**WHAT YOU SHOULD DO**
In full and without alteration, give the listing again.

[Figure dataset records]
== == ==

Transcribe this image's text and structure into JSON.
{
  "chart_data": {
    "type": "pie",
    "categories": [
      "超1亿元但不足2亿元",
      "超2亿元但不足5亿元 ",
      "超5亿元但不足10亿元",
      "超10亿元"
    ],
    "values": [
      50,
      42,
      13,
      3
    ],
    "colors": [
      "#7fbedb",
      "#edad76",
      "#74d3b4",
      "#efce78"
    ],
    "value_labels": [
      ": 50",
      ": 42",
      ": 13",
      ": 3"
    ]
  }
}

== == ==

**ANSWER FOR THE TASK**
Transcribe this image's text and structure into JSON.
{
  "chart_data": {
    "type": "pie",
    "categories": [
      "超1亿元但不足2亿元",
      "超2亿元但不足5亿元 ",
      "超5亿元但不足10亿元",
      "超10亿元"
    ],
    "values": [
      50,
      42,
      13,
      3
    ],
    "colors": [
      "#7fbedb",
      "#edad76",
      "#74d3b4",
      "#efce78"
    ],
    "value_labels": [
      ": 50",
      ": 42",
      ": 13",
      ": 3"
    ]
  }
}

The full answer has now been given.